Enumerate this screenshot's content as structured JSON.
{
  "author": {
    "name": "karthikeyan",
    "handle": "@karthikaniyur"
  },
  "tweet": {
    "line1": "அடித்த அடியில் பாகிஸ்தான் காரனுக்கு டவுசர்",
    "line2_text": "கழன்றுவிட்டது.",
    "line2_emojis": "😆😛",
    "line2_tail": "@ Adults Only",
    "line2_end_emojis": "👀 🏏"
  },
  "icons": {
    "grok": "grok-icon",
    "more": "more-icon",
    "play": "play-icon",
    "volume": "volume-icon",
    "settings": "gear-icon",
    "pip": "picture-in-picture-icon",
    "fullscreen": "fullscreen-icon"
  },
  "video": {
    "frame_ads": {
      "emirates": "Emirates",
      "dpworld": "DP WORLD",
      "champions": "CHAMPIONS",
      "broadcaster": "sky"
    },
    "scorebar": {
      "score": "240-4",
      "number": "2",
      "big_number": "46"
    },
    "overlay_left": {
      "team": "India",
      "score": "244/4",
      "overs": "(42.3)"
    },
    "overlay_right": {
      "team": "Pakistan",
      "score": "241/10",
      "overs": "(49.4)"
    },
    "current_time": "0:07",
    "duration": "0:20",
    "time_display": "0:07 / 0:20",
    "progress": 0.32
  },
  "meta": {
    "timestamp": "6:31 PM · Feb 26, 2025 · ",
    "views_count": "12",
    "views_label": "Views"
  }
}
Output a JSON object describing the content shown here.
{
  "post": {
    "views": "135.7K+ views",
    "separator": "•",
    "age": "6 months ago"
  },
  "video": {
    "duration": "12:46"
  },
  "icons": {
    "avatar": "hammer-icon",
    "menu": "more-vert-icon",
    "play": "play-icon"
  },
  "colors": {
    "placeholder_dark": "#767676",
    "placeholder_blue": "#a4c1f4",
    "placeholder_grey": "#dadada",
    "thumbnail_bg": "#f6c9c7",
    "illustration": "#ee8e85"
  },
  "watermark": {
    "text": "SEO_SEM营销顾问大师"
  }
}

================

# [WORK INSTRUCTIONS]
Check each line of the records for "JSON" and copy the ones that contain it.

# [FULL ANSWER]
Enumerate this screenshot's content as structured JSON.
Output a JSON object describing the content shown here.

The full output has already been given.